Task details
Lines containing the word "image" are to be located and copied.

Provided entries
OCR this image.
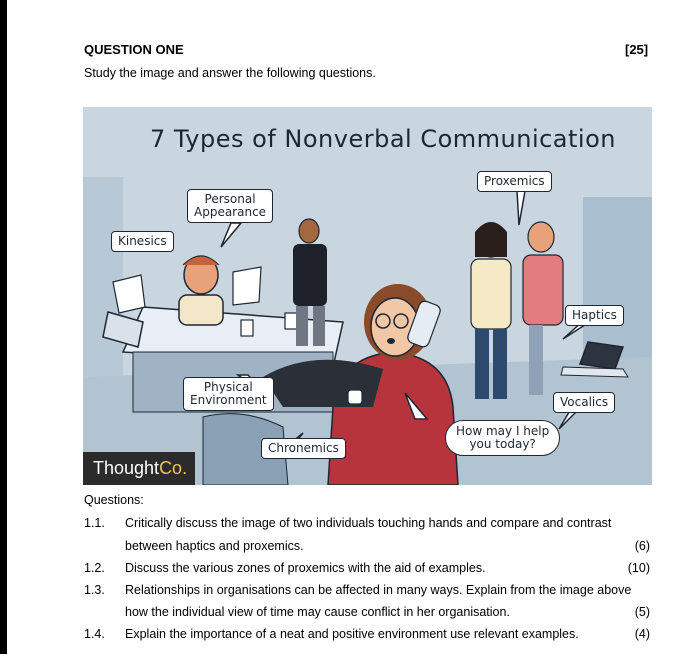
QUESTION ONE	[25]
Study the image and answer the following questions.
7 Types of Nonverbal Communication
Kinesics
Personal
Appearance
Proxemics
Haptics
Physical
Environment	Vocalics
Chronemics
How may I help
you today?
ThoughtCo.
Questions:
1.1. Critically discuss the image of two individuals touching hands and compare and contrast
between haptics and proxemics.	(6)
1.2. Discuss the various zones of proxemics with the aid of examples.	(10)
1.3. Relationships in organisations can be affected in many ways. Explain from the image above
how the individual view of time may cause conflict in her organisation.	(5)
1.4. Explain the importance of a neat and positive environment use relevant examples.	(4)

Answer to this task
OCR this image.
Study the image and answer the following questions.
1.1. Critically discuss the image of two individuals touching hands and compare and contrast
1.3. Relationships in organisations can be affected in many ways. Explain from the image above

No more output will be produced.